→ **TASK BRIEF**
Copy each line of the entries beneath that contains the word "БЕЗВОЗМЕЗДНЫЕ".

** start MATERIAL PROVIDED **

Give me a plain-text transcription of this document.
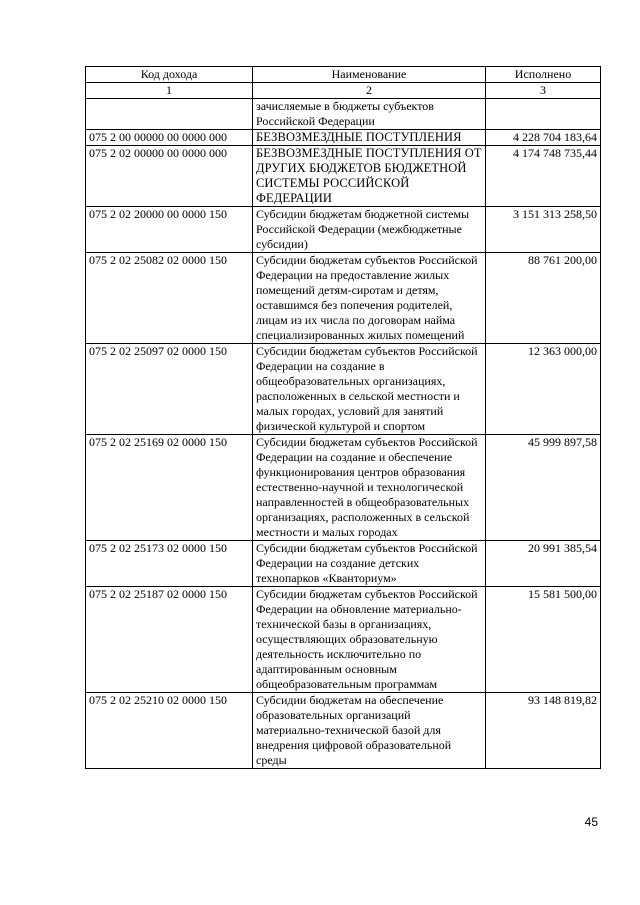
Код дохода	Наименование	Исполнено
1	2	3
	зачисляемые в бюджеты субъектов Российской Федерации	
075 2 00 00000 00 0000 000	БЕЗВОЗМЕЗДНЫЕ ПОСТУПЛЕНИЯ	4 228 704 183,64
075 2 02 00000 00 0000 000	БЕЗВОЗМЕЗДНЫЕ ПОСТУПЛЕНИЯ ОТ ДРУГИХ БЮДЖЕТОВ БЮДЖЕТНОЙ СИСТЕМЫ РОССИЙСКОЙ ФЕДЕРАЦИИ	4 174 748 735,44
075 2 02 20000 00 0000 150	Субсидии бюджетам бюджетной системы Российской Федерации (межбюджетные субсидии)	3 151 313 258,50
075 2 02 25082 02 0000 150	Субсидии бюджетам субъектов Российской Федерации на предоставление жилых помещений детям-сиротам и детям, оставшимся без попечения родителей, лицам из их числа по договорам найма специализированных жилых помещений	88 761 200,00
075 2 02 25097 02 0000 150	Субсидии бюджетам субъектов Российской Федерации на создание в общеобразовательных организациях, расположенных в сельской местности и малых городах, условий для занятий физической культурой и спортом	12 363 000,00
075 2 02 25169 02 0000 150	Субсидии бюджетам субъектов Российской Федерации на создание и обеспечение функционирования центров образования естественно-научной и технологической направленностей в общеобразовательных организациях, расположенных в сельской местности и малых городах	45 999 897,58
075 2 02 25173 02 0000 150	Субсидии бюджетам субъектов Российской Федерации на создание детских технопарков «Кванториум»	20 991 385,54
075 2 02 25187 02 0000 150	Субсидии бюджетам субъектов Российской Федерации на обновление материально-технической базы в организациях, осуществляющих образовательную деятельность исключительно по адаптированным основным общеобразовательным программам	15 581 500,00
075 2 02 25210 02 0000 150	Субсидии бюджетам на обеспечение образовательных организаций материально-технической базой для внедрения цифровой образовательной среды	93 148 819,82
45
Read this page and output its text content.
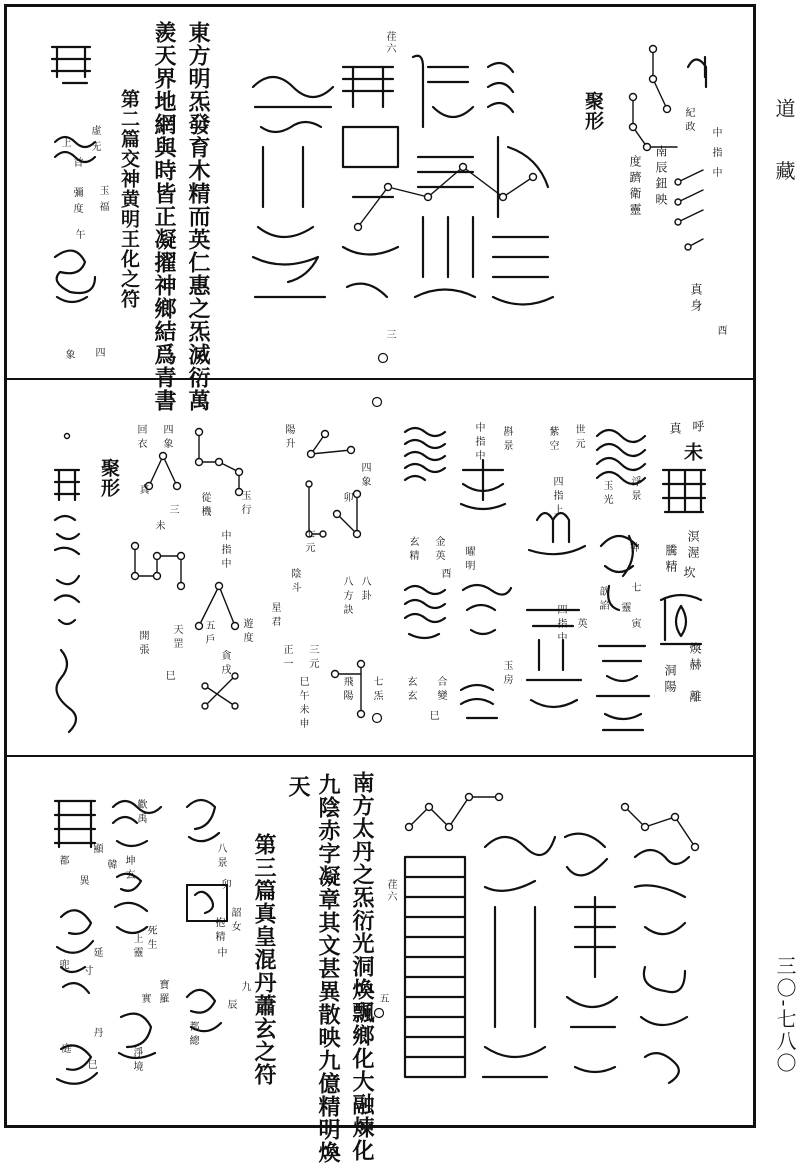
道 藏
三〇-七八〇
東方明炁發育木精而英仁惠之炁滅衍萬
羨天界地網與時皆正凝擢神鄉結爲青書
第二篇交神黄明王化之符
虚
无
上
首
玉
福
彌
度
午
四
象
荏
六
三
聚形	紀
政
中
指
中
南
辰
鈕
映
度
躋
衛
靈
真
身
酉
呼
真
未
溟
渥
騰
精 坎
煥
赫
洞
陽
離
世
元
浮
景
玉
光
神
七
靈
歆
諂
寅
紫
空
四
指
上
四
指
中
英
玉
房
斟
景
中
指
中
金
英
酉
曜
明
合
變
巳
玄
精
玄
玄
陽
升
四
象
卯
八
卦
八
方
訣
七
元
陰
斗
三
元
正
一
巳
午
未
申
飛
陽
七
炁
星
君
四
象
玉
行
回
衣
從
機
三
未
中
指
中
遊
度
五
戶
貪
戌
真
天
罡
巳
開
張
聚形
荏
六
五
南方太丹之炁衍光洞煥飄鄉化大融煉化
九陰赤字凝章其文甚異散映九億精明煥
第三篇真皇混丹蕭玄之符
天
八
景
卯
韶
女
中
九
辰
抱
精
都
總
歡
禹
坤
玄
死
生
上
靈
寶
羅
實
韓
淨
境
都
顯
異
延
寸
丹
兜
庭
巳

** end MATERIAL PROVIDED **

→ **ANSWER IN FULL**
075 2 00 00000 00 0000 000	БЕЗВОЗМЕЗДНЫЕ ПОСТУПЛЕНИЯ	4 228 704 183,64
075 2 02 00000 00 0000 000	БЕЗВОЗМЕЗДНЫЕ ПОСТУПЛЕНИЯ ОТ ДРУГИХ БЮДЖЕТОВ БЮДЖЕТНОЙ СИСТЕМЫ РОССИЙСКОЙ ФЕДЕРАЦИИ	4 174 748 735,44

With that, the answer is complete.